▼

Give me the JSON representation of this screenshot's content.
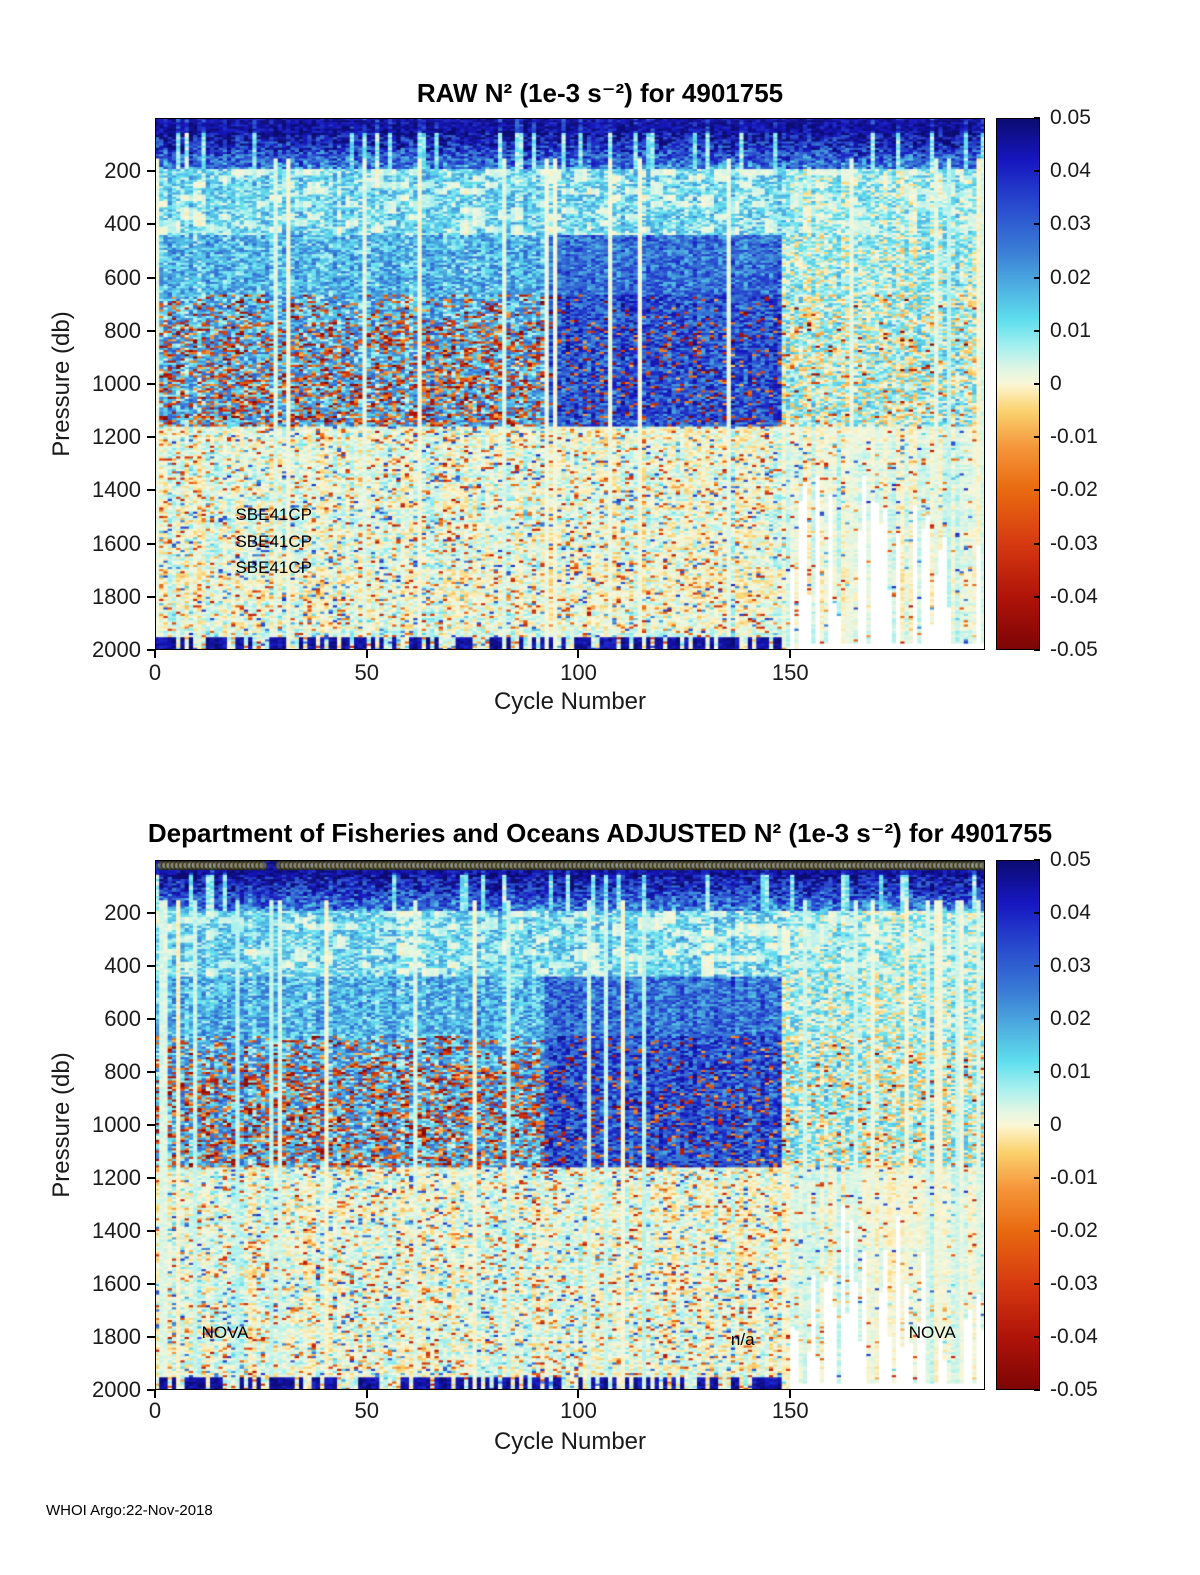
{
  "page": {
    "background": "#ffffff",
    "footer": "WHOI Argo:22-Nov-2018"
  },
  "colormap": {
    "stops": [
      {
        "v": -0.05,
        "color": "#7d0505"
      },
      {
        "v": -0.04,
        "color": "#b01409"
      },
      {
        "v": -0.03,
        "color": "#d63a10"
      },
      {
        "v": -0.02,
        "color": "#e96a10"
      },
      {
        "v": -0.012,
        "color": "#f5953a"
      },
      {
        "v": -0.005,
        "color": "#fbd36f"
      },
      {
        "v": -0.001,
        "color": "#fdf0c0"
      },
      {
        "v": 0.0,
        "color": "#fbf6d8"
      },
      {
        "v": 0.003,
        "color": "#def6e4"
      },
      {
        "v": 0.007,
        "color": "#a5f0f0"
      },
      {
        "v": 0.012,
        "color": "#5fdfee"
      },
      {
        "v": 0.018,
        "color": "#4fb2e2"
      },
      {
        "v": 0.025,
        "color": "#3a7ed6"
      },
      {
        "v": 0.033,
        "color": "#2a4ecf"
      },
      {
        "v": 0.042,
        "color": "#1717c0"
      },
      {
        "v": 0.05,
        "color": "#0c0c72"
      }
    ]
  },
  "chart_data": [
    {
      "type": "heatmap",
      "title": "RAW N² (1e-3 s⁻²) for 4901755",
      "xlabel": "Cycle Number",
      "ylabel": "Pressure (db)",
      "x_range": [
        0,
        196
      ],
      "x_ticks": [
        0,
        50,
        100,
        150
      ],
      "y_range": [
        0,
        2000
      ],
      "y_ticks": [
        200,
        400,
        600,
        800,
        1000,
        1200,
        1400,
        1600,
        1800,
        2000
      ],
      "value_range": [
        -0.05,
        0.05
      ],
      "colorbar_ticks": [
        0.05,
        0.04,
        0.03,
        0.02,
        0.01,
        0,
        -0.01,
        -0.02,
        -0.03,
        -0.04,
        -0.05
      ],
      "annotations": [
        {
          "text": "SBE41CP",
          "cycle": 19,
          "pressure": 1497
        },
        {
          "text": "SBE41CP",
          "cycle": 19,
          "pressure": 1597
        },
        {
          "text": "SBE41CP",
          "cycle": 19,
          "pressure": 1697
        }
      ],
      "markers": null,
      "seed": 1,
      "pattern_notes": "High N2 (dark navy) in upper ~200 db for all cycles; blue/cyan 200-700 db; noisy 700-1200 db band mixing blue with red/orange negative speckles, strongest cycles 0-90; large dark-blue patch cycles ~95-145 above ~1150 db; pale cream/cyan weak stratification below ~1200 db; paler field and white (missing) vertical gaps below ~1300 db for cycles >150; dark-blue strip near 2000 db for cycles <148."
    },
    {
      "type": "heatmap",
      "title": "Department of Fisheries and Oceans  ADJUSTED N² (1e-3 s⁻²) for 4901755",
      "xlabel": "Cycle Number",
      "ylabel": "Pressure (db)",
      "x_range": [
        0,
        196
      ],
      "x_ticks": [
        0,
        50,
        100,
        150
      ],
      "y_range": [
        0,
        2000
      ],
      "y_ticks": [
        200,
        400,
        600,
        800,
        1000,
        1200,
        1400,
        1600,
        1800,
        2000
      ],
      "value_range": [
        -0.05,
        0.05
      ],
      "colorbar_ticks": [
        0.05,
        0.04,
        0.03,
        0.02,
        0.01,
        0,
        -0.01,
        -0.02,
        -0.03,
        -0.04,
        -0.05
      ],
      "annotations": [
        {
          "text": "NOVA",
          "cycle": 11,
          "pressure": 1790
        },
        {
          "text": "n/a",
          "cycle": 136,
          "pressure": 1815
        },
        {
          "text": "NOVA",
          "cycle": 178,
          "pressure": 1790
        }
      ],
      "markers": {
        "symbol": "circle-outline",
        "start": 1,
        "end": 195,
        "gaps": [
          26,
          27,
          28
        ],
        "position": "top-edge"
      },
      "seed": 2,
      "pattern_notes": "Adjusted field nearly identical to raw; row of open circle cycle markers along the top edge of the axes with a short gap near cycle 27."
    }
  ],
  "icons": {
    "cycle-marker": "circle-outline"
  }
}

▲

> **Set task**: Reproduce each line exactly, please, except for any pictures.

> **Solution for this problem**:
Give me the JSON representation of this screenshot's content.
{
  "page": {
    "background": "#ffffff",
    "footer": "WHOI Argo:22-Nov-2018"
  },
  "colormap": {
    "stops": [
      {
        "v": -0.05,
        "color": "#7d0505"
      },
      {
        "v": -0.04,
        "color": "#b01409"
      },
      {
        "v": -0.03,
        "color": "#d63a10"
      },
      {
        "v": -0.02,
        "color": "#e96a10"
      },
      {
        "v": -0.012,
        "color": "#f5953a"
      },
      {
        "v": -0.005,
        "color": "#fbd36f"
      },
      {
        "v": -0.001,
        "color": "#fdf0c0"
      },
      {
        "v": 0.0,
        "color": "#fbf6d8"
      },
      {
        "v": 0.003,
        "color": "#def6e4"
      },
      {
        "v": 0.007,
        "color": "#a5f0f0"
      },
      {
        "v": 0.012,
        "color": "#5fdfee"
      },
      {
        "v": 0.018,
        "color": "#4fb2e2"
      },
      {
        "v": 0.025,
        "color": "#3a7ed6"
      },
      {
        "v": 0.033,
        "color": "#2a4ecf"
      },
      {
        "v": 0.042,
        "color": "#1717c0"
      },
      {
        "v": 0.05,
        "color": "#0c0c72"
      }
    ]
  },
  "chart_data": [
    {
      "type": "heatmap",
      "title": "RAW N² (1e-3 s⁻²) for 4901755",
      "xlabel": "Cycle Number",
      "ylabel": "Pressure (db)",
      "x_range": [
        0,
        196
      ],
      "x_ticks": [
        0,
        50,
        100,
        150
      ],
      "y_range": [
        0,
        2000
      ],
      "y_ticks": [
        200,
        400,
        600,
        800,
        1000,
        1200,
        1400,
        1600,
        1800,
        2000
      ],
      "value_range": [
        -0.05,
        0.05
      ],
      "colorbar_ticks": [
        0.05,
        0.04,
        0.03,
        0.02,
        0.01,
        0,
        -0.01,
        -0.02,
        -0.03,
        -0.04,
        -0.05
      ],
      "annotations": [
        {
          "text": "SBE41CP",
          "cycle": 19,
          "pressure": 1497
        },
        {
          "text": "SBE41CP",
          "cycle": 19,
          "pressure": 1597
        },
        {
          "text": "SBE41CP",
          "cycle": 19,
          "pressure": 1697
        }
      ],
      "markers": null,
      "seed": 1,
      "pattern_notes": "High N2 (dark navy) in upper ~200 db for all cycles; blue/cyan 200-700 db; noisy 700-1200 db band mixing blue with red/orange negative speckles, strongest cycles 0-90; large dark-blue patch cycles ~95-145 above ~1150 db; pale cream/cyan weak stratification below ~1200 db; paler field and white (missing) vertical gaps below ~1300 db for cycles >150; dark-blue strip near 2000 db for cycles <148."
    },
    {
      "type": "heatmap",
      "title": "Department of Fisheries and Oceans  ADJUSTED N² (1e-3 s⁻²) for 4901755",
      "xlabel": "Cycle Number",
      "ylabel": "Pressure (db)",
      "x_range": [
        0,
        196
      ],
      "x_ticks": [
        0,
        50,
        100,
        150
      ],
      "y_range": [
        0,
        2000
      ],
      "y_ticks": [
        200,
        400,
        600,
        800,
        1000,
        1200,
        1400,
        1600,
        1800,
        2000
      ],
      "value_range": [
        -0.05,
        0.05
      ],
      "colorbar_ticks": [
        0.05,
        0.04,
        0.03,
        0.02,
        0.01,
        0,
        -0.01,
        -0.02,
        -0.03,
        -0.04,
        -0.05
      ],
      "annotations": [
        {
          "text": "NOVA",
          "cycle": 11,
          "pressure": 1790
        },
        {
          "text": "n/a",
          "cycle": 136,
          "pressure": 1815
        },
        {
          "text": "NOVA",
          "cycle": 178,
          "pressure": 1790
        }
      ],
      "markers": {
        "symbol": "circle-outline",
        "start": 1,
        "end": 195,
        "gaps": [
          26,
          27,
          28
        ],
        "position": "top-edge"
      },
      "seed": 2,
      "pattern_notes": "Adjusted field nearly identical to raw; row of open circle cycle markers along the top edge of the axes with a short gap near cycle 27."
    }
  ],
  "icons": {
    "cycle-marker": "circle-outline"
  }
}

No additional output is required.